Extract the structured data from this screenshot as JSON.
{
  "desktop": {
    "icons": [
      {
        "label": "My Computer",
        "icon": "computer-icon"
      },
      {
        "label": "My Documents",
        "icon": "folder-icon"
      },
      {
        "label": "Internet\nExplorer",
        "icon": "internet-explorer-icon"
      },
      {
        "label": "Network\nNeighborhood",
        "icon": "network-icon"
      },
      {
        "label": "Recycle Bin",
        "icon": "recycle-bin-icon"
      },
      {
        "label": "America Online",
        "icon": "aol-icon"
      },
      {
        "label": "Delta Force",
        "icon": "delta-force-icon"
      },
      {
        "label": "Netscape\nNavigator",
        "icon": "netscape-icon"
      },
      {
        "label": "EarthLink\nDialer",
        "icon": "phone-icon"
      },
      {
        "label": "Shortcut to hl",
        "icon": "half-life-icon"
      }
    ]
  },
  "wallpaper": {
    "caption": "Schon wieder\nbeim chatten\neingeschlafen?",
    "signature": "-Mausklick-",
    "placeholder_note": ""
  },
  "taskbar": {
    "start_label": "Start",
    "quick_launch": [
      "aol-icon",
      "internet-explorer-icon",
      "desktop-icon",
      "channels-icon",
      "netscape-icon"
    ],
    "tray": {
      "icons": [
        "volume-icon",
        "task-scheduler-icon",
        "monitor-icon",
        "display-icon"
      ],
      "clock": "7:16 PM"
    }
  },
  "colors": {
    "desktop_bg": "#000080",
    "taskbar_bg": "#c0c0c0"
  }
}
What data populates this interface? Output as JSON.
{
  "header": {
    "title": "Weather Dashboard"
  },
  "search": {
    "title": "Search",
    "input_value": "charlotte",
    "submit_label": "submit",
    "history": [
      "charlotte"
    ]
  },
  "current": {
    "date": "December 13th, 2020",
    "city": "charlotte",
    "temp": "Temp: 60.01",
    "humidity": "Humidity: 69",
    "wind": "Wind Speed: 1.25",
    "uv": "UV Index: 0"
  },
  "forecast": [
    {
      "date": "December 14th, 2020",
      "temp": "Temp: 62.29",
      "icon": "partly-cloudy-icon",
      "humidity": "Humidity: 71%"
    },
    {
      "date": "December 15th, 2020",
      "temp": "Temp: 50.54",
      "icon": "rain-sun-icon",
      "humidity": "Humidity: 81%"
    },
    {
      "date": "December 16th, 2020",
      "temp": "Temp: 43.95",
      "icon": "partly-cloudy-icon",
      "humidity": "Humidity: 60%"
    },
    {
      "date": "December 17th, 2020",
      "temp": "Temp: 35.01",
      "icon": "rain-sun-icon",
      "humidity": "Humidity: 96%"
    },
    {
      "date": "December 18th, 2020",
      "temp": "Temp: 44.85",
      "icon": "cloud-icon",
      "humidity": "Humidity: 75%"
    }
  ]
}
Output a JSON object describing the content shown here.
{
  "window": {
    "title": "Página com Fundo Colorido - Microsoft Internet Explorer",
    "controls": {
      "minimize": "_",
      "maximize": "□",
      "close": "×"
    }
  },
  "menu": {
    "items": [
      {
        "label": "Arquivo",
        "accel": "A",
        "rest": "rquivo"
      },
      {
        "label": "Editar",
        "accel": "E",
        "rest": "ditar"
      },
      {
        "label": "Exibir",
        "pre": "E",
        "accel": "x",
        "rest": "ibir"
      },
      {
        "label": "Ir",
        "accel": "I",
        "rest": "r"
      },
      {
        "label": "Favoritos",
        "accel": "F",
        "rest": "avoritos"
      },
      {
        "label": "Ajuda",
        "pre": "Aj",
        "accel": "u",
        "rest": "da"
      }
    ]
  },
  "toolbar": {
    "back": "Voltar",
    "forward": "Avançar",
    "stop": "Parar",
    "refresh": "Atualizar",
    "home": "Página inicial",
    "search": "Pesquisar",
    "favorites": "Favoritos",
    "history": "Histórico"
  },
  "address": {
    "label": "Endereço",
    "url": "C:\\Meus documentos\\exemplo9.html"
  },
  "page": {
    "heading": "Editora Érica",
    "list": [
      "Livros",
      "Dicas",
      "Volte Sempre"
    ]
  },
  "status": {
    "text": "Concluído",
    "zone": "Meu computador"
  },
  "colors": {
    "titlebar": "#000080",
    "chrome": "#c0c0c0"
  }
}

WHAT YOU NEED TO DO
Output only the lines from the one holding "Output a JSON" through the last line above, exactly as they appear.

ANSWER IN FULL
Output a JSON object describing the content shown here.
{
  "window": {
    "title": "Página com Fundo Colorido - Microsoft Internet Explorer",
    "controls": {
      "minimize": "_",
      "maximize": "□",
      "close": "×"
    }
  },
  "menu": {
    "items": [
      {
        "label": "Arquivo",
        "accel": "A",
        "rest": "rquivo"
      },
      {
        "label": "Editar",
        "accel": "E",
        "rest": "ditar"
      },
      {
        "label": "Exibir",
        "pre": "E",
        "accel": "x",
        "rest": "ibir"
      },
      {
        "label": "Ir",
        "accel": "I",
        "rest": "r"
      },
      {
        "label": "Favoritos",
        "accel": "F",
        "rest": "avoritos"
      },
      {
        "label": "Ajuda",
        "pre": "Aj",
        "accel": "u",
        "rest": "da"
      }
    ]
  },
  "toolbar": {
    "back": "Voltar",
    "forward": "Avançar",
    "stop": "Parar",
    "refresh": "Atualizar",
    "home": "Página inicial",
    "search": "Pesquisar",
    "favorites": "Favoritos",
    "history": "Histórico"
  },
  "address": {
    "label": "Endereço",
    "url": "C:\\Meus documentos\\exemplo9.html"
  },
  "page": {
    "heading": "Editora Érica",
    "list": [
      "Livros",
      "Dicas",
      "Volte Sempre"
    ]
  },
  "status": {
    "text": "Concluído",
    "zone": "Meu computador"
  },
  "colors": {
    "titlebar": "#000080",
    "chrome": "#c0c0c0"
  }
}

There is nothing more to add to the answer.